- [Exercise details] All entries below are to be set down again, identical to the source.
========================================================================
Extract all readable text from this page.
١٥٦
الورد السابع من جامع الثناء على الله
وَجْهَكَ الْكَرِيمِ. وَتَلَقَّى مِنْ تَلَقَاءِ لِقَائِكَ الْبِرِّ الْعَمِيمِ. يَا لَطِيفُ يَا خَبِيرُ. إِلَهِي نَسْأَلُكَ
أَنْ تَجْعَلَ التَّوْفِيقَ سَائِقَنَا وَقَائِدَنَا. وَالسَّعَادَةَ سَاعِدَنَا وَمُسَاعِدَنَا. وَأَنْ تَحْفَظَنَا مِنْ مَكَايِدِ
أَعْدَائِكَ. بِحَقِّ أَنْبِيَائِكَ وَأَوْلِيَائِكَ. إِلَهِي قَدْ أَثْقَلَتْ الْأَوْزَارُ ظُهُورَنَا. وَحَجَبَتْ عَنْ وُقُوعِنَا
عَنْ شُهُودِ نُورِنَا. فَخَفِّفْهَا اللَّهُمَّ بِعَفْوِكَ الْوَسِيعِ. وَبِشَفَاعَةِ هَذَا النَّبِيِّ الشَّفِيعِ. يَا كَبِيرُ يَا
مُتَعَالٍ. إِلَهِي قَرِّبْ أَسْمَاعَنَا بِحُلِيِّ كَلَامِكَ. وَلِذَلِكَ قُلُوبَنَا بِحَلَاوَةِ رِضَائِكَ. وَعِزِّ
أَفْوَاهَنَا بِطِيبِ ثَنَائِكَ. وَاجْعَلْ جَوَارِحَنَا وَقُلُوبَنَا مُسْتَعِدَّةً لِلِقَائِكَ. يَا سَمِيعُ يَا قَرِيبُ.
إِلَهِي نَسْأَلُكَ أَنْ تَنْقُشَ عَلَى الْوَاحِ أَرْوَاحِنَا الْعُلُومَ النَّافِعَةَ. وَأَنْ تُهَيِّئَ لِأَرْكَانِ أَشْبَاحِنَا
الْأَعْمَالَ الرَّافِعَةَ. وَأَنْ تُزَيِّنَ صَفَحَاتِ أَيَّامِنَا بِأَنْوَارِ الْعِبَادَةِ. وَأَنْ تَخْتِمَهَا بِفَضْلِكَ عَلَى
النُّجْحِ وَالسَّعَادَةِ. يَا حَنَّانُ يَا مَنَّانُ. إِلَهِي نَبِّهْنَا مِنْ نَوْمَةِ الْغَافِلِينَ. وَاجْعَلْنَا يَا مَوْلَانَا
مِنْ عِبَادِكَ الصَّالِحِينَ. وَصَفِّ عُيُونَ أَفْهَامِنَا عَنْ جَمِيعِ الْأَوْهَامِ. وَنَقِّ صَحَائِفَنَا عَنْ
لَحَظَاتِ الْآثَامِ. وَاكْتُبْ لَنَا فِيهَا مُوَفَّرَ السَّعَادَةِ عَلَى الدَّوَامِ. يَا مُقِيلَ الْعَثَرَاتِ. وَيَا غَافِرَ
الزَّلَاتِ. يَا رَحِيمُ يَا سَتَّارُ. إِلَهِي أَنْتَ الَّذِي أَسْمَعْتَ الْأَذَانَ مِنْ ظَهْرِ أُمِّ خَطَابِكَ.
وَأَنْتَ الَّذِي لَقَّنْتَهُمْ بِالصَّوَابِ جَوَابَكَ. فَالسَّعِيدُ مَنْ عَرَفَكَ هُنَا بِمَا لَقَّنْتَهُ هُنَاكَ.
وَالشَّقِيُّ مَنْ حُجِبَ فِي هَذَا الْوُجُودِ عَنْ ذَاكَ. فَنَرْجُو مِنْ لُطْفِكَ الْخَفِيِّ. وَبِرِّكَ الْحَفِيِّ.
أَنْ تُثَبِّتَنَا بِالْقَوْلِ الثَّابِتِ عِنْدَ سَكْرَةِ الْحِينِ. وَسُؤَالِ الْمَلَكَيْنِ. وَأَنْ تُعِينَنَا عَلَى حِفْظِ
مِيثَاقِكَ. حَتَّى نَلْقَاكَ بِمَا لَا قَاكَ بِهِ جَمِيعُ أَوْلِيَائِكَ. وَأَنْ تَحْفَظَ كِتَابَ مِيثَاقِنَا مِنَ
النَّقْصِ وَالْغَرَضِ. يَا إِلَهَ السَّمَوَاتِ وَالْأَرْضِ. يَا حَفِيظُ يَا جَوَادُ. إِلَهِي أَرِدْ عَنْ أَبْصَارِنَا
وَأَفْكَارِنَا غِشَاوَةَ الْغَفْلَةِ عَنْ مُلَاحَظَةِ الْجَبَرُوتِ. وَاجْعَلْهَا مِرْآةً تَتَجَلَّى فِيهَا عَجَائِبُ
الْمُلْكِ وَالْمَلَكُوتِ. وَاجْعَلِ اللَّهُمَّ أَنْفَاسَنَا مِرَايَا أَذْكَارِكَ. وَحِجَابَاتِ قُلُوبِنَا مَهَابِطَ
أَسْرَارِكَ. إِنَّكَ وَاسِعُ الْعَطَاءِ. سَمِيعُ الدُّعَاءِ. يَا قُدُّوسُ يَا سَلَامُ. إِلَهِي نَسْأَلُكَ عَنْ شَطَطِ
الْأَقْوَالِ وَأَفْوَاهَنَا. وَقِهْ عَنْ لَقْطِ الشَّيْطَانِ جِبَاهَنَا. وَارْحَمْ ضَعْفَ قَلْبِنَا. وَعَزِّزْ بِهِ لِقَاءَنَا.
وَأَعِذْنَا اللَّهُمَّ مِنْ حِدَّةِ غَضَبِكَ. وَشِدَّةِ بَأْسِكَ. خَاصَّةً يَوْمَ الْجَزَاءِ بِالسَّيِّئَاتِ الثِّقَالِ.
========================================================================
- [Solution to this exercise]
Extract all readable text from this page.
١٥٦
الورد السابع من جامع الثناء على الله
وَجْهَكَ الْكَرِيمِ. وَتَلَقَّى مِنْ تَلَقَاءِ لِقَائِكَ الْبِرِّ الْعَمِيمِ. يَا لَطِيفُ يَا خَبِيرُ. إِلَهِي نَسْأَلُكَ
أَنْ تَجْعَلَ التَّوْفِيقَ سَائِقَنَا وَقَائِدَنَا. وَالسَّعَادَةَ سَاعِدَنَا وَمُسَاعِدَنَا. وَأَنْ تَحْفَظَنَا مِنْ مَكَايِدِ
أَعْدَائِكَ. بِحَقِّ أَنْبِيَائِكَ وَأَوْلِيَائِكَ. إِلَهِي قَدْ أَثْقَلَتْ الْأَوْزَارُ ظُهُورَنَا. وَحَجَبَتْ عَنْ وُقُوعِنَا
عَنْ شُهُودِ نُورِنَا. فَخَفِّفْهَا اللَّهُمَّ بِعَفْوِكَ الْوَسِيعِ. وَبِشَفَاعَةِ هَذَا النَّبِيِّ الشَّفِيعِ. يَا كَبِيرُ يَا
مُتَعَالٍ. إِلَهِي قَرِّبْ أَسْمَاعَنَا بِحُلِيِّ كَلَامِكَ. وَلِذَلِكَ قُلُوبَنَا بِحَلَاوَةِ رِضَائِكَ. وَعِزِّ
أَفْوَاهَنَا بِطِيبِ ثَنَائِكَ. وَاجْعَلْ جَوَارِحَنَا وَقُلُوبَنَا مُسْتَعِدَّةً لِلِقَائِكَ. يَا سَمِيعُ يَا قَرِيبُ.
إِلَهِي نَسْأَلُكَ أَنْ تَنْقُشَ عَلَى الْوَاحِ أَرْوَاحِنَا الْعُلُومَ النَّافِعَةَ. وَأَنْ تُهَيِّئَ لِأَرْكَانِ أَشْبَاحِنَا
الْأَعْمَالَ الرَّافِعَةَ. وَأَنْ تُزَيِّنَ صَفَحَاتِ أَيَّامِنَا بِأَنْوَارِ الْعِبَادَةِ. وَأَنْ تَخْتِمَهَا بِفَضْلِكَ عَلَى
النُّجْحِ وَالسَّعَادَةِ. يَا حَنَّانُ يَا مَنَّانُ. إِلَهِي نَبِّهْنَا مِنْ نَوْمَةِ الْغَافِلِينَ. وَاجْعَلْنَا يَا مَوْلَانَا
مِنْ عِبَادِكَ الصَّالِحِينَ. وَصَفِّ عُيُونَ أَفْهَامِنَا عَنْ جَمِيعِ الْأَوْهَامِ. وَنَقِّ صَحَائِفَنَا عَنْ
لَحَظَاتِ الْآثَامِ. وَاكْتُبْ لَنَا فِيهَا مُوَفَّرَ السَّعَادَةِ عَلَى الدَّوَامِ. يَا مُقِيلَ الْعَثَرَاتِ. وَيَا غَافِرَ
الزَّلَاتِ. يَا رَحِيمُ يَا سَتَّارُ. إِلَهِي أَنْتَ الَّذِي أَسْمَعْتَ الْأَذَانَ مِنْ ظَهْرِ أُمِّ خَطَابِكَ.
وَأَنْتَ الَّذِي لَقَّنْتَهُمْ بِالصَّوَابِ جَوَابَكَ. فَالسَّعِيدُ مَنْ عَرَفَكَ هُنَا بِمَا لَقَّنْتَهُ هُنَاكَ.
وَالشَّقِيُّ مَنْ حُجِبَ فِي هَذَا الْوُجُودِ عَنْ ذَاكَ. فَنَرْجُو مِنْ لُطْفِكَ الْخَفِيِّ. وَبِرِّكَ الْحَفِيِّ.
أَنْ تُثَبِّتَنَا بِالْقَوْلِ الثَّابِتِ عِنْدَ سَكْرَةِ الْحِينِ. وَسُؤَالِ الْمَلَكَيْنِ. وَأَنْ تُعِينَنَا عَلَى حِفْظِ
مِيثَاقِكَ. حَتَّى نَلْقَاكَ بِمَا لَا قَاكَ بِهِ جَمِيعُ أَوْلِيَائِكَ. وَأَنْ تَحْفَظَ كِتَابَ مِيثَاقِنَا مِنَ
النَّقْصِ وَالْغَرَضِ. يَا إِلَهَ السَّمَوَاتِ وَالْأَرْضِ. يَا حَفِيظُ يَا جَوَادُ. إِلَهِي أَرِدْ عَنْ أَبْصَارِنَا
وَأَفْكَارِنَا غِشَاوَةَ الْغَفْلَةِ عَنْ مُلَاحَظَةِ الْجَبَرُوتِ. وَاجْعَلْهَا مِرْآةً تَتَجَلَّى فِيهَا عَجَائِبُ
الْمُلْكِ وَالْمَلَكُوتِ. وَاجْعَلِ اللَّهُمَّ أَنْفَاسَنَا مِرَايَا أَذْكَارِكَ. وَحِجَابَاتِ قُلُوبِنَا مَهَابِطَ
أَسْرَارِكَ. إِنَّكَ وَاسِعُ الْعَطَاءِ. سَمِيعُ الدُّعَاءِ. يَا قُدُّوسُ يَا سَلَامُ. إِلَهِي نَسْأَلُكَ عَنْ شَطَطِ
الْأَقْوَالِ وَأَفْوَاهَنَا. وَقِهْ عَنْ لَقْطِ الشَّيْطَانِ جِبَاهَنَا. وَارْحَمْ ضَعْفَ قَلْبِنَا. وَعَزِّزْ بِهِ لِقَاءَنَا.
وَأَعِذْنَا اللَّهُمَّ مِنْ حِدَّةِ غَضَبِكَ. وَشِدَّةِ بَأْسِكَ. خَاصَّةً يَوْمَ الْجَزَاءِ بِالسَّيِّئَاتِ الثِّقَالِ.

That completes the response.